**What is expected**
Restate all the material verbatim, except for the pictures.

**Dataset records**

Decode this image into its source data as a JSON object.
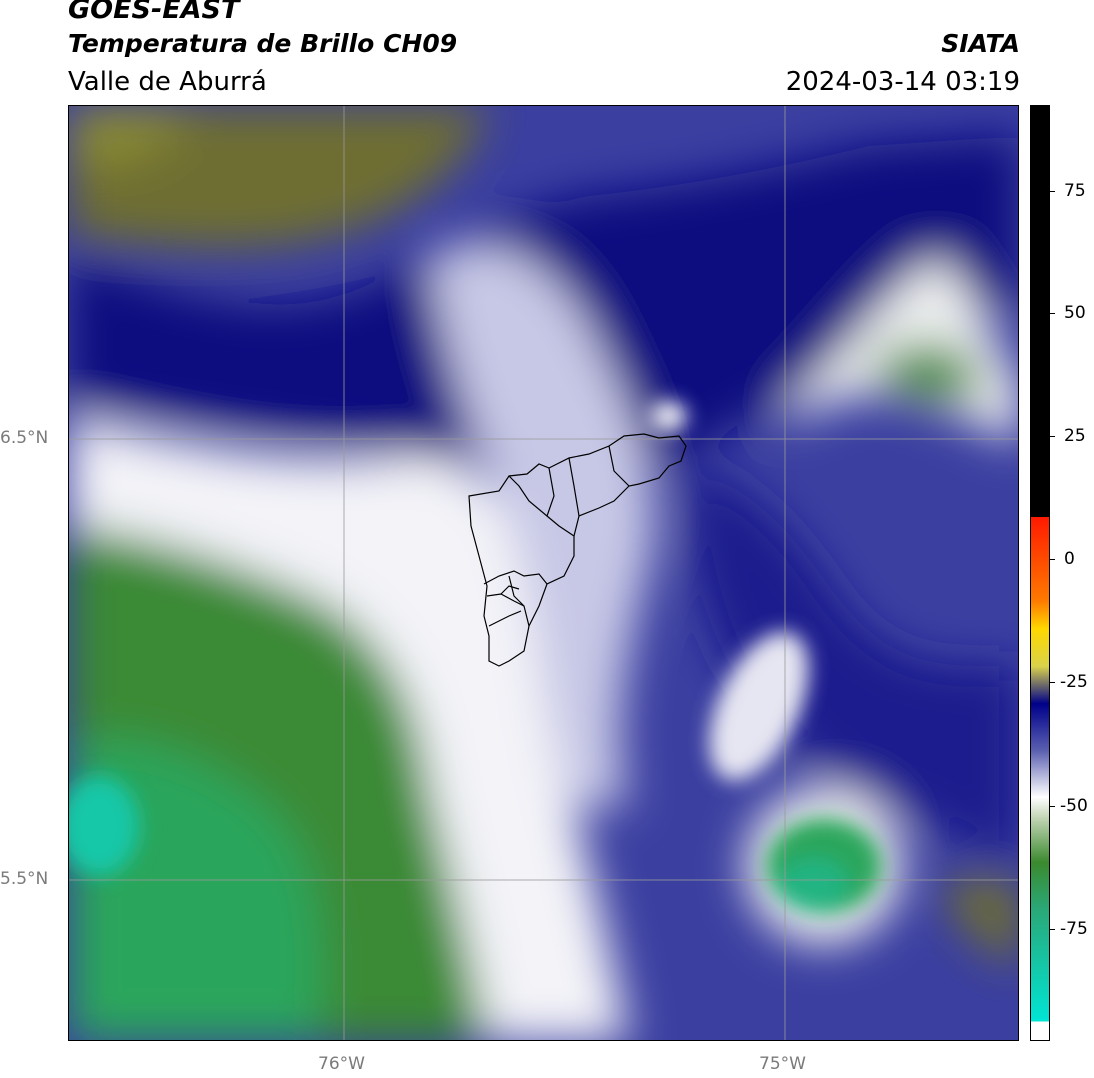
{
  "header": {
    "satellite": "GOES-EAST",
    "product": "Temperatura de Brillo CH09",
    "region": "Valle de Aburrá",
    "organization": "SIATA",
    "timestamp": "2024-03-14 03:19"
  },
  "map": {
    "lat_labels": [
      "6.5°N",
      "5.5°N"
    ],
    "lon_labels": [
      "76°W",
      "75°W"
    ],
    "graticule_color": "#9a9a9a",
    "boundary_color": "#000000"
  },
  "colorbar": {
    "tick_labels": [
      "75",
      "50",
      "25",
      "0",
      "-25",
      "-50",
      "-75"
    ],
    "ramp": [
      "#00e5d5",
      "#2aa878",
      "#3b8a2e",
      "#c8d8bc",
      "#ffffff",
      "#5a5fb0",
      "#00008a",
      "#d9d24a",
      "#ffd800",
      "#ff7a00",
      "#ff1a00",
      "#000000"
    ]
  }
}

**Finished answer**
Decode this image into its source data as a JSON object.
{
  "header": {
    "satellite": "GOES-EAST",
    "product": "Temperatura de Brillo CH09",
    "region": "Valle de Aburrá",
    "organization": "SIATA",
    "timestamp": "2024-03-14 03:19"
  },
  "map": {
    "lat_labels": [
      "6.5°N",
      "5.5°N"
    ],
    "lon_labels": [
      "76°W",
      "75°W"
    ],
    "graticule_color": "#9a9a9a",
    "boundary_color": "#000000"
  },
  "colorbar": {
    "tick_labels": [
      "75",
      "50",
      "25",
      "0",
      "-25",
      "-50",
      "-75"
    ],
    "ramp": [
      "#00e5d5",
      "#2aa878",
      "#3b8a2e",
      "#c8d8bc",
      "#ffffff",
      "#5a5fb0",
      "#00008a",
      "#d9d24a",
      "#ffd800",
      "#ff7a00",
      "#ff1a00",
      "#000000"
    ]
  }
}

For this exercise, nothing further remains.